(Extracts from a graphics dataset)
***

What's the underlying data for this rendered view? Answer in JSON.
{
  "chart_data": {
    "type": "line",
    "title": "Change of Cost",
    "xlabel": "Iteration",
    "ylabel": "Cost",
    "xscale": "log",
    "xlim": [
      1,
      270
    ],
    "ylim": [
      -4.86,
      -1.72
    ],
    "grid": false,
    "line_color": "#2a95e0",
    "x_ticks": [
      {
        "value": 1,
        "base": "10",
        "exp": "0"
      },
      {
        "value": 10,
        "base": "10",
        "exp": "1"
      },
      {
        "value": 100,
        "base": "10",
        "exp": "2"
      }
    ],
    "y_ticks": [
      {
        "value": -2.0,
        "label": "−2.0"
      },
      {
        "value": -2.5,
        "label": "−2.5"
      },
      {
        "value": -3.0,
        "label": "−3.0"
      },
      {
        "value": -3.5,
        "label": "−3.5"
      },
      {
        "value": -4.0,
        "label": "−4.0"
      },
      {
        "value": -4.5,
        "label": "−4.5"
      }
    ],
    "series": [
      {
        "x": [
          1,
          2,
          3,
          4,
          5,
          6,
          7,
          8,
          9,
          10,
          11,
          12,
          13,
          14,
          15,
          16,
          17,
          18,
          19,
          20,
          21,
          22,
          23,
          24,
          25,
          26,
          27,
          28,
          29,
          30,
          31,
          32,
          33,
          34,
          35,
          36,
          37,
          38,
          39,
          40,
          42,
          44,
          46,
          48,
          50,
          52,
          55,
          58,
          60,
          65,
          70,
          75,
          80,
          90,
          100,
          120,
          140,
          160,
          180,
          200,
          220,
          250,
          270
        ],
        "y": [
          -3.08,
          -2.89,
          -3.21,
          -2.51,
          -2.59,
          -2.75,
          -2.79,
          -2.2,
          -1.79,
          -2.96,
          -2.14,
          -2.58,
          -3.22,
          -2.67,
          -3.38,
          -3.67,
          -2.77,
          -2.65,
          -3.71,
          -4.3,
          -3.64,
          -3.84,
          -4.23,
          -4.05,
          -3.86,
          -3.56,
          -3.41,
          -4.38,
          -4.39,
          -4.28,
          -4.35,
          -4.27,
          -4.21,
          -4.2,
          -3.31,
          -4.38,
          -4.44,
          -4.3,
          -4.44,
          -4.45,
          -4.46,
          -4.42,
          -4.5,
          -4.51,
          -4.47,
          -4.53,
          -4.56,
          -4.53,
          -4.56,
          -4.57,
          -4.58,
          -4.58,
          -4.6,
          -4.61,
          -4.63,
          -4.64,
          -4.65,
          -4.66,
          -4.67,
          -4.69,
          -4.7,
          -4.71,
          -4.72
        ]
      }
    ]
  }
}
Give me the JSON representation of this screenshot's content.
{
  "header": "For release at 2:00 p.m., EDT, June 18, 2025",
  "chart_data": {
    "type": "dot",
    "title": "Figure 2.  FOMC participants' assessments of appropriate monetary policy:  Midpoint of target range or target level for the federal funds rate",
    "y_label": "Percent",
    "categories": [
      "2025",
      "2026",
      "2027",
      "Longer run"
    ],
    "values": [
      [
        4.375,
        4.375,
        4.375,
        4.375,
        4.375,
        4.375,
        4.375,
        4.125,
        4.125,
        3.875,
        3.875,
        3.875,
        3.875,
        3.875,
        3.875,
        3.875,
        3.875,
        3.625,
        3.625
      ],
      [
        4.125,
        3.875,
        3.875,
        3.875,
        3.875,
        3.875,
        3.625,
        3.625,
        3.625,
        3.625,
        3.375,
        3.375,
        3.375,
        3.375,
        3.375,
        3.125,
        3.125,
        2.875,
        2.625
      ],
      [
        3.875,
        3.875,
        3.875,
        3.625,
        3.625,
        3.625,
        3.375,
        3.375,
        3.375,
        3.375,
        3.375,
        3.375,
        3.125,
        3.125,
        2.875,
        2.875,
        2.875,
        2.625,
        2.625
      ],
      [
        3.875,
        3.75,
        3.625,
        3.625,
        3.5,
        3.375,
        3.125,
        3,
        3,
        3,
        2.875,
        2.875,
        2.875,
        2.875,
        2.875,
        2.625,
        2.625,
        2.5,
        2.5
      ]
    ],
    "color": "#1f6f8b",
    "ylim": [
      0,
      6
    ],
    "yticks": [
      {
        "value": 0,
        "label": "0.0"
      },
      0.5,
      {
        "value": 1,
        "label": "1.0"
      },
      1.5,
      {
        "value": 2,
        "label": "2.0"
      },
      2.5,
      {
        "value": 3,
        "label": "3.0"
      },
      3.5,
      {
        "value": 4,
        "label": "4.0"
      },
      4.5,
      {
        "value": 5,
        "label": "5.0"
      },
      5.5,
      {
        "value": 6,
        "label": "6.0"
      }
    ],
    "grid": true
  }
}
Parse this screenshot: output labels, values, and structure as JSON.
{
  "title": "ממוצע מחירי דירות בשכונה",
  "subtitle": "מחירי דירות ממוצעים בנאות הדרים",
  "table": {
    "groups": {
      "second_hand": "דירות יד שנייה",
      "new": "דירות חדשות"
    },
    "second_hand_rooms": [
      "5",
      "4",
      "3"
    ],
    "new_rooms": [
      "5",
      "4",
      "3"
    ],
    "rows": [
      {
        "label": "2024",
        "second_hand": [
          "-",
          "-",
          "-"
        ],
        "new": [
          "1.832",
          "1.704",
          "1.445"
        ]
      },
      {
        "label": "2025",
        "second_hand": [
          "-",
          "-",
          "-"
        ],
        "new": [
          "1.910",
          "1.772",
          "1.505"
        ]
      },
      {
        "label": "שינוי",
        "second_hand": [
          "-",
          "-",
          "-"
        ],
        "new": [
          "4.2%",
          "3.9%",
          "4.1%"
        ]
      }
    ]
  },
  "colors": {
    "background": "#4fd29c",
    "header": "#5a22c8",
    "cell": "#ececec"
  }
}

***

Copy every line of the records word for word.

## Task output:
What's the underlying data for this rendered view? Answer in JSON.
{
  "chart_data": {
    "type": "line",
    "title": "Change of Cost",
    "xlabel": "Iteration",
    "ylabel": "Cost",
    "xscale": "log",
    "xlim": [
      1,
      270
    ],
    "ylim": [
      -4.86,
      -1.72
    ],
    "grid": false,
    "line_color": "#2a95e0",
    "x_ticks": [
      {
        "value": 1,
        "base": "10",
        "exp": "0"
      },
      {
        "value": 10,
        "base": "10",
        "exp": "1"
      },
      {
        "value": 100,
        "base": "10",
        "exp": "2"
      }
    ],
    "y_ticks": [
      {
        "value": -2.0,
        "label": "−2.0"
      },
      {
        "value": -2.5,
        "label": "−2.5"
      },
      {
        "value": -3.0,
        "label": "−3.0"
      },
      {
        "value": -3.5,
        "label": "−3.5"
      },
      {
        "value": -4.0,
        "label": "−4.0"
      },
      {
        "value": -4.5,
        "label": "−4.5"
      }
    ],
    "series": [
      {
        "x": [
          1,
          2,
          3,
          4,
          5,
          6,
          7,
          8,
          9,
          10,
          11,
          12,
          13,
          14,
          15,
          16,
          17,
          18,
          19,
          20,
          21,
          22,
          23,
          24,
          25,
          26,
          27,
          28,
          29,
          30,
          31,
          32,
          33,
          34,
          35,
          36,
          37,
          38,
          39,
          40,
          42,
          44,
          46,
          48,
          50,
          52,
          55,
          58,
          60,
          65,
          70,
          75,
          80,
          90,
          100,
          120,
          140,
          160,
          180,
          200,
          220,
          250,
          270
        ],
        "y": [
          -3.08,
          -2.89,
          -3.21,
          -2.51,
          -2.59,
          -2.75,
          -2.79,
          -2.2,
          -1.79,
          -2.96,
          -2.14,
          -2.58,
          -3.22,
          -2.67,
          -3.38,
          -3.67,
          -2.77,
          -2.65,
          -3.71,
          -4.3,
          -3.64,
          -3.84,
          -4.23,
          -4.05,
          -3.86,
          -3.56,
          -3.41,
          -4.38,
          -4.39,
          -4.28,
          -4.35,
          -4.27,
          -4.21,
          -4.2,
          -3.31,
          -4.38,
          -4.44,
          -4.3,
          -4.44,
          -4.45,
          -4.46,
          -4.42,
          -4.5,
          -4.51,
          -4.47,
          -4.53,
          -4.56,
          -4.53,
          -4.56,
          -4.57,
          -4.58,
          -4.58,
          -4.6,
          -4.61,
          -4.63,
          -4.64,
          -4.65,
          -4.66,
          -4.67,
          -4.69,
          -4.7,
          -4.71,
          -4.72
        ]
      }
    ]
  }
}
Give me the JSON representation of this screenshot's content.
{
  "header": "For release at 2:00 p.m., EDT, June 18, 2025",
  "chart_data": {
    "type": "dot",
    "title": "Figure 2.  FOMC participants' assessments of appropriate monetary policy:  Midpoint of target range or target level for the federal funds rate",
    "y_label": "Percent",
    "categories": [
      "2025",
      "2026",
      "2027",
      "Longer run"
    ],
    "values": [
      [
        4.375,
        4.375,
        4.375,
        4.375,
        4.375,
        4.375,
        4.375,
        4.125,
        4.125,
        3.875,
        3.875,
        3.875,
        3.875,
        3.875,
        3.875,
        3.875,
        3.875,
        3.625,
        3.625
      ],
      [
        4.125,
        3.875,
        3.875,
        3.875,
        3.875,
        3.875,
        3.625,
        3.625,
        3.625,
        3.625,
        3.375,
        3.375,
        3.375,
        3.375,
        3.375,
        3.125,
        3.125,
        2.875,
        2.625
      ],
      [
        3.875,
        3.875,
        3.875,
        3.625,
        3.625,
        3.625,
        3.375,
        3.375,
        3.375,
        3.375,
        3.375,
        3.375,
        3.125,
        3.125,
        2.875,
        2.875,
        2.875,
        2.625,
        2.625
      ],
      [
        3.875,
        3.75,
        3.625,
        3.625,
        3.5,
        3.375,
        3.125,
        3,
        3,
        3,
        2.875,
        2.875,
        2.875,
        2.875,
        2.875,
        2.625,
        2.625,
        2.5,
        2.5
      ]
    ],
    "color": "#1f6f8b",
    "ylim": [
      0,
      6
    ],
    "yticks": [
      {
        "value": 0,
        "label": "0.0"
      },
      0.5,
      {
        "value": 1,
        "label": "1.0"
      },
      1.5,
      {
        "value": 2,
        "label": "2.0"
      },
      2.5,
      {
        "value": 3,
        "label": "3.0"
      },
      3.5,
      {
        "value": 4,
        "label": "4.0"
      },
      4.5,
      {
        "value": 5,
        "label": "5.0"
      },
      5.5,
      {
        "value": 6,
        "label": "6.0"
      }
    ],
    "grid": true
  }
}
Parse this screenshot: output labels, values, and structure as JSON.
{
  "title": "ממוצע מחירי דירות בשכונה",
  "subtitle": "מחירי דירות ממוצעים בנאות הדרים",
  "table": {
    "groups": {
      "second_hand": "דירות יד שנייה",
      "new": "דירות חדשות"
    },
    "second_hand_rooms": [
      "5",
      "4",
      "3"
    ],
    "new_rooms": [
      "5",
      "4",
      "3"
    ],
    "rows": [
      {
        "label": "2024",
        "second_hand": [
          "-",
          "-",
          "-"
        ],
        "new": [
          "1.832",
          "1.704",
          "1.445"
        ]
      },
      {
        "label": "2025",
        "second_hand": [
          "-",
          "-",
          "-"
        ],
        "new": [
          "1.910",
          "1.772",
          "1.505"
        ]
      },
      {
        "label": "שינוי",
        "second_hand": [
          "-",
          "-",
          "-"
        ],
        "new": [
          "4.2%",
          "3.9%",
          "4.1%"
        ]
      }
    ]
  },
  "colors": {
    "background": "#4fd29c",
    "header": "#5a22c8",
    "cell": "#ececec"
  }
}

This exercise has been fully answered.